* **GIVEN INFORMATION**
_ _ _
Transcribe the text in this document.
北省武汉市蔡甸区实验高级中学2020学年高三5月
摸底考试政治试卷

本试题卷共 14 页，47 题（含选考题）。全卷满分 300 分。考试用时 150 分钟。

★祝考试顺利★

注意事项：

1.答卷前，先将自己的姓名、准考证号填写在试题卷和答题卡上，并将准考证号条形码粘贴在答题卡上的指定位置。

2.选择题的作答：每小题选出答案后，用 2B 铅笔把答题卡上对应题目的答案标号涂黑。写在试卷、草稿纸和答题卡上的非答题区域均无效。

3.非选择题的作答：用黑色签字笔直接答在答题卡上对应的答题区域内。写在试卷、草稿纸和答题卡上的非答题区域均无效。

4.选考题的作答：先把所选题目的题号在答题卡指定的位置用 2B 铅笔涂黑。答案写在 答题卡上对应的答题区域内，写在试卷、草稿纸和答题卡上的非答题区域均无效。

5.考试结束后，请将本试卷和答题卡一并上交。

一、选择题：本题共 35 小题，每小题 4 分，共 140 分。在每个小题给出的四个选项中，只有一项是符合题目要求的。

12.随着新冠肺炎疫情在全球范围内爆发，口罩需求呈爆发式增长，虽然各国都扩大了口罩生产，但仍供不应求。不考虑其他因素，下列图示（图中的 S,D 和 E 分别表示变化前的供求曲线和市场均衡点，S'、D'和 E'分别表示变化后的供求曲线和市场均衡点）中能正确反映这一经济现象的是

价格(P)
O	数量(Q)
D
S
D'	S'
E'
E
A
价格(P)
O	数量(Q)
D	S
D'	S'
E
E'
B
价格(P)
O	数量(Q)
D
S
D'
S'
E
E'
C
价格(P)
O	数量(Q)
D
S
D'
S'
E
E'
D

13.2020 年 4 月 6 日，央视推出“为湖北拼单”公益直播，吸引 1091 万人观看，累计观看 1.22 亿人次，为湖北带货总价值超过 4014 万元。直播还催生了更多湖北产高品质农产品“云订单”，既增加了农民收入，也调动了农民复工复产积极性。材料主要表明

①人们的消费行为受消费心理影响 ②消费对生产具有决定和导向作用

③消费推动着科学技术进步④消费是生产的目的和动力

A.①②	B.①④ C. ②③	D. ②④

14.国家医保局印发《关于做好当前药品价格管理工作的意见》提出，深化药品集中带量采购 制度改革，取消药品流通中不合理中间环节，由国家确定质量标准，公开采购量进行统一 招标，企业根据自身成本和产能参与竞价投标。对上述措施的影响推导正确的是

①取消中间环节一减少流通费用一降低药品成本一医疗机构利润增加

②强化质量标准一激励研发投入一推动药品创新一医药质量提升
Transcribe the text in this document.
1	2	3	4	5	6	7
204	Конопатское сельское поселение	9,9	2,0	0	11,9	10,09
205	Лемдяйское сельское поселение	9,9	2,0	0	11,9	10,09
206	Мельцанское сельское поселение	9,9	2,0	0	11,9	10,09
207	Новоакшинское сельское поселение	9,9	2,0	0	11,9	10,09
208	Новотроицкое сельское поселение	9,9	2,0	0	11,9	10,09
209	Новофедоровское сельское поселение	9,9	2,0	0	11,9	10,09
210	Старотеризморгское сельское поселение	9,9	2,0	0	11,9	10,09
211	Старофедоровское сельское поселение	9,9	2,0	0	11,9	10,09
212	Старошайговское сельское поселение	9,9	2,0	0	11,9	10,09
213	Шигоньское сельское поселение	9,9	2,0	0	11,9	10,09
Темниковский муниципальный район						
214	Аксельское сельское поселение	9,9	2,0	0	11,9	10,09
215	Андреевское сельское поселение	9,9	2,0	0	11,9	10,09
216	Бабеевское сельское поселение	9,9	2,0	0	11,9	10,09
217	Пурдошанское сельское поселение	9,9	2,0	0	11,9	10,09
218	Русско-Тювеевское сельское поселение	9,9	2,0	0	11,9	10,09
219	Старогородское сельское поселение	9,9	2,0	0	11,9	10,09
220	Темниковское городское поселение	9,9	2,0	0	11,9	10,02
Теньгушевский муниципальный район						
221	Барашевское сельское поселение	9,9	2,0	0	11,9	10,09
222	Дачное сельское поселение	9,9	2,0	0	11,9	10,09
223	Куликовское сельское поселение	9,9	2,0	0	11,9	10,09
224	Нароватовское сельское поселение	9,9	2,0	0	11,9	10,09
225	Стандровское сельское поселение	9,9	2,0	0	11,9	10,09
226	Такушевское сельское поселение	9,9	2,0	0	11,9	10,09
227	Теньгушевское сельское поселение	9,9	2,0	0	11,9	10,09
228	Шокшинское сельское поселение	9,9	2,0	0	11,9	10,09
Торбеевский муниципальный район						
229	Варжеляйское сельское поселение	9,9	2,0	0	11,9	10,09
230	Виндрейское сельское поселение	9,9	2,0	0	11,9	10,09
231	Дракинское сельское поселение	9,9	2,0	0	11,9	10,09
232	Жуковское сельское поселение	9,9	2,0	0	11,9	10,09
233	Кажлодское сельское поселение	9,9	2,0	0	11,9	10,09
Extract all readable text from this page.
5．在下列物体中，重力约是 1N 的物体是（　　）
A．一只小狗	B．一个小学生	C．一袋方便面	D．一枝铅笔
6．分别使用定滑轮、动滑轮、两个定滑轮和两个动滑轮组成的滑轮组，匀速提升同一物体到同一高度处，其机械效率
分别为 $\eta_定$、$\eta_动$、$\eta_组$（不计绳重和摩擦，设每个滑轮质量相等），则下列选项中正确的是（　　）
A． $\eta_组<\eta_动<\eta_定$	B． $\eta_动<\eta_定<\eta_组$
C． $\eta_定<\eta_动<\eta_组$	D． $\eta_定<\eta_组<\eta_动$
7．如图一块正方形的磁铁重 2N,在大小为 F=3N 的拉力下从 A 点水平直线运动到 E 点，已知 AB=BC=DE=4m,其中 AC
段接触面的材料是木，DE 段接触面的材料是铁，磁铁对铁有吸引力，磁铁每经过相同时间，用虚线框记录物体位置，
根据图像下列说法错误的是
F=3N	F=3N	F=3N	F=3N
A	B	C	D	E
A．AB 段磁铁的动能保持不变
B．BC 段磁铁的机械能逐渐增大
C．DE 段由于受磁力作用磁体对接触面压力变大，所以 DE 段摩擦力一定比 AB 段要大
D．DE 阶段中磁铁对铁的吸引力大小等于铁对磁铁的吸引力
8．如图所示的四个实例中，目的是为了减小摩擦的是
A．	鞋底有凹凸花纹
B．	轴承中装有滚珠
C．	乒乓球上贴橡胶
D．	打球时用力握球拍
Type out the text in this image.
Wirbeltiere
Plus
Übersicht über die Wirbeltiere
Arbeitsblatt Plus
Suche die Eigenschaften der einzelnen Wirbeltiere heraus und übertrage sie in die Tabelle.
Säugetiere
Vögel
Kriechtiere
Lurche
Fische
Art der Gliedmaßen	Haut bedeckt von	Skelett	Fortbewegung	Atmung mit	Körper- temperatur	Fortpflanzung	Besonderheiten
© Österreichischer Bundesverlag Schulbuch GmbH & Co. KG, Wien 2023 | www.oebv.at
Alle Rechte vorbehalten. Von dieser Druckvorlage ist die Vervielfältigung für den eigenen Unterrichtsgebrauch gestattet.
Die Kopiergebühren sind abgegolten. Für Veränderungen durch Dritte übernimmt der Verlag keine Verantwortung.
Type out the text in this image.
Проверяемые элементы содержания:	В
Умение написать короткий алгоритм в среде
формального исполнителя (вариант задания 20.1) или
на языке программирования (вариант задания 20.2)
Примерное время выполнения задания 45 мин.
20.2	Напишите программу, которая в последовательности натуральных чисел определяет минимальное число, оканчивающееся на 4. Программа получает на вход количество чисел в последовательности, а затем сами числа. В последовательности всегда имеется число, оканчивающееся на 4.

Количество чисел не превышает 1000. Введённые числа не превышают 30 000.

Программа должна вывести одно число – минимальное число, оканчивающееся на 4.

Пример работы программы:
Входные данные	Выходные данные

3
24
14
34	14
_ _ _
From the data above, copy each line that has the string "草稿纸和答题卡上的非答题区域均无效".

2.选择题的作答：每小题选出答案后，用 2B 铅笔把答题卡上对应题目的答案标号涂黑。写在试卷、草稿纸和答题卡上的非答题区域均无效。
3.非选择题的作答：用黑色签字笔直接答在答题卡上对应的答题区域内。写在试卷、草稿纸和答题卡上的非答题区域均无效。
4.选考题的作答：先把所选题目的题号在答题卡指定的位置用 2B 铅笔涂黑。答案写在 答题卡上对应的答题区域内，写在试卷、草稿纸和答题卡上的非答题区域均无效。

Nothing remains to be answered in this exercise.